**Data lines**
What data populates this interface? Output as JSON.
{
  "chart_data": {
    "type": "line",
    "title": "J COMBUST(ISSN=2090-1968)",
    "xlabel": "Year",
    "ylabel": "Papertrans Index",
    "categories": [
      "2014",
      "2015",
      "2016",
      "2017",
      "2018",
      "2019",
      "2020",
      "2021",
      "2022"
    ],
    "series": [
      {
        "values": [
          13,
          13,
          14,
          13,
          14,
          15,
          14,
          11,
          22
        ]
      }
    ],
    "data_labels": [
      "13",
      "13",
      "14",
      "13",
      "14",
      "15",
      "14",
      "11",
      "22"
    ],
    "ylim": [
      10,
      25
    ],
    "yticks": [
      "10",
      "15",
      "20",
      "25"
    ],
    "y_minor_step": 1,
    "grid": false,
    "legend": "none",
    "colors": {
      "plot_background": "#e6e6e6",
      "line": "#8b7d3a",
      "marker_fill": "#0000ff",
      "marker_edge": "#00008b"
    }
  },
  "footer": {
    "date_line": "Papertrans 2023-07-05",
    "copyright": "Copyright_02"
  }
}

**Goal**
From the listing, copy each line containing the word "Papertrans".

**Finished task**
    "ylabel": "Papertrans Index",
    "date_line": "Papertrans 2023-07-05",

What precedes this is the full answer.